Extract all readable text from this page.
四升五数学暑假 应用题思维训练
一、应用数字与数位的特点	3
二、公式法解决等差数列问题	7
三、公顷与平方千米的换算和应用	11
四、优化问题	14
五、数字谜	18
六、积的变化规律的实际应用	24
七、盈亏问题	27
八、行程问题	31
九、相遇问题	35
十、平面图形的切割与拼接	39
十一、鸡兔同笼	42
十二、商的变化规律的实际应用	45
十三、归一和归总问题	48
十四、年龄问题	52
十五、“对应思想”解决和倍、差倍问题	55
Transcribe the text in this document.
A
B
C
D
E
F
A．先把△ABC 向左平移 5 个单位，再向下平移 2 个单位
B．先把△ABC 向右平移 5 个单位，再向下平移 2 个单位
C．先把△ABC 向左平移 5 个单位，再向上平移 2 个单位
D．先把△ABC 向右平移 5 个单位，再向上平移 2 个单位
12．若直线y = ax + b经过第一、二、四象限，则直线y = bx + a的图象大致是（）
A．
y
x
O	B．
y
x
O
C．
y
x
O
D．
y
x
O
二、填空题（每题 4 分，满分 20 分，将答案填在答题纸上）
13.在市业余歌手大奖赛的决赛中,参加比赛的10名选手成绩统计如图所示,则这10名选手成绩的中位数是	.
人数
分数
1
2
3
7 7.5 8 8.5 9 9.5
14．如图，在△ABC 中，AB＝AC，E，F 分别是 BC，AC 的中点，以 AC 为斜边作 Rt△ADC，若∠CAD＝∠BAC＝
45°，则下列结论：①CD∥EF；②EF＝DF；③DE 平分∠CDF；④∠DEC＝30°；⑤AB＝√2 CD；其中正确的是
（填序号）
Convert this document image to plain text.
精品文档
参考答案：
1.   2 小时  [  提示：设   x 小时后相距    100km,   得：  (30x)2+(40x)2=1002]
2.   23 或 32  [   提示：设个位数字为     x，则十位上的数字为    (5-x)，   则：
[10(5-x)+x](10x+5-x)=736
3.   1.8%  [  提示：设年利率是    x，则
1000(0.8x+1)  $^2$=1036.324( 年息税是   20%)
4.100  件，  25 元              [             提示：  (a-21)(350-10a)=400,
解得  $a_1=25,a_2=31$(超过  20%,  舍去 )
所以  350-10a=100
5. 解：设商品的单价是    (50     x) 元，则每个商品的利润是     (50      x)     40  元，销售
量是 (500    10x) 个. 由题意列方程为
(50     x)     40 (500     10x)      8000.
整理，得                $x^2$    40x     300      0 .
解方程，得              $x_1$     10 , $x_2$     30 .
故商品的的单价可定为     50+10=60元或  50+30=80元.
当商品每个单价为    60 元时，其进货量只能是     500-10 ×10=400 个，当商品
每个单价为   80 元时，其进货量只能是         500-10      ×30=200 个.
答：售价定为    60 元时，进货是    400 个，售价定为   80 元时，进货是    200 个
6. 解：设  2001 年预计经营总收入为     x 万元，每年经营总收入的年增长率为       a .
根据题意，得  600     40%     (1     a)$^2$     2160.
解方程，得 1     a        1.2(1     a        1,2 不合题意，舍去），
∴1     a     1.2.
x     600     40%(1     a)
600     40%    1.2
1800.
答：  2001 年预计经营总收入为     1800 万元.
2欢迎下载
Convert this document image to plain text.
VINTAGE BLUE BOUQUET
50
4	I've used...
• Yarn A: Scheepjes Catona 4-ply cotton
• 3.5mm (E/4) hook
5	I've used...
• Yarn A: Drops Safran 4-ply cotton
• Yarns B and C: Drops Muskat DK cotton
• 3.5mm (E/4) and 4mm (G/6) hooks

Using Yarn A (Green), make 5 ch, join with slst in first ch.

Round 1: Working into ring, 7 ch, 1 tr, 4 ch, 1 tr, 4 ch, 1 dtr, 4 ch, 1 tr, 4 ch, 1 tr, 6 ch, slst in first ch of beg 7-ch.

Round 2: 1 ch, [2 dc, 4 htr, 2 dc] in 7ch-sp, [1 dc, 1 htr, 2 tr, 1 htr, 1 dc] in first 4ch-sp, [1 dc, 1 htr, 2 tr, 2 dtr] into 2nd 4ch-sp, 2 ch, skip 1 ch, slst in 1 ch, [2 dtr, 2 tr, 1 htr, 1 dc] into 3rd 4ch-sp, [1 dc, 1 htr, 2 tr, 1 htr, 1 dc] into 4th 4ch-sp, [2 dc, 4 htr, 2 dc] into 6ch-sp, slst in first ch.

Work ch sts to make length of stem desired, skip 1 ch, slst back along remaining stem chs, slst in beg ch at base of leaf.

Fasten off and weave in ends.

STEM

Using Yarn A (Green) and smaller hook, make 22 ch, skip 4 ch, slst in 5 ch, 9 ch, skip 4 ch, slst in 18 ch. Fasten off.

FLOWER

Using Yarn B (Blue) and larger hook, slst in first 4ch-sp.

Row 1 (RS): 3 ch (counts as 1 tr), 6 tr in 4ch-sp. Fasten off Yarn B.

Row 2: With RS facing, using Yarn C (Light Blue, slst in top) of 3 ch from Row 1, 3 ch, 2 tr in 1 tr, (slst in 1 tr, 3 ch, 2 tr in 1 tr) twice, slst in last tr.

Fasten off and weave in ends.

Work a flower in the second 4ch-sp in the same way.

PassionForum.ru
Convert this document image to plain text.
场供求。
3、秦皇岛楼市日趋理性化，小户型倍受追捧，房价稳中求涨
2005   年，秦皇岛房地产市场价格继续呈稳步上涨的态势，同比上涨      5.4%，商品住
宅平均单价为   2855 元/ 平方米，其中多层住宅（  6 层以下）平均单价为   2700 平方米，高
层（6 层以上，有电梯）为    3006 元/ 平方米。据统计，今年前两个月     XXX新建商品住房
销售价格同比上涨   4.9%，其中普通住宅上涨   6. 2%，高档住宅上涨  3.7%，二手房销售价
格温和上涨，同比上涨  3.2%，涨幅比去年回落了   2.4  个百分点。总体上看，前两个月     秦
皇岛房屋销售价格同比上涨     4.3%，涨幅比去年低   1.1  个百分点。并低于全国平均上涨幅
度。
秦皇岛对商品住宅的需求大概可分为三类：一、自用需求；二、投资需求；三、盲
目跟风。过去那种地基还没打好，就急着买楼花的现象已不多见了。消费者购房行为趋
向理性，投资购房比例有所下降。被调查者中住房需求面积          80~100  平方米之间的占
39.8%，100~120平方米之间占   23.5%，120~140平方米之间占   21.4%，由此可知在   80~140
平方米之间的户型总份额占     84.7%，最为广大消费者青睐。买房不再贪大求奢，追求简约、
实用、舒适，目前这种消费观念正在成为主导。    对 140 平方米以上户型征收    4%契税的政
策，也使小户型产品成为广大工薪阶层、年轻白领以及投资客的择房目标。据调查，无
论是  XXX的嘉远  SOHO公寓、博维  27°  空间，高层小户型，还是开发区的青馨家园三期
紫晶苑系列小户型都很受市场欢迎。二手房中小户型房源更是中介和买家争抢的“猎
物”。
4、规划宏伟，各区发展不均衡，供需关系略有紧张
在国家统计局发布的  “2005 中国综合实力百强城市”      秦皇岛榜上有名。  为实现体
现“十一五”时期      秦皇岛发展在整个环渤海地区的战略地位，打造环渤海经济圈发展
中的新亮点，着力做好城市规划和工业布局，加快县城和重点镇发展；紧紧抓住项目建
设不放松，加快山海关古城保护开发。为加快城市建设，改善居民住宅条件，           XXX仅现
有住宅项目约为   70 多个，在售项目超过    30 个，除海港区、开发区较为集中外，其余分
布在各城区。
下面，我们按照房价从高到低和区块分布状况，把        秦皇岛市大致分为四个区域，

--

> _What the task requires_:
What is the number of lines above that contain the string "into"? Answer with the number alone.

> _Task answer_:
2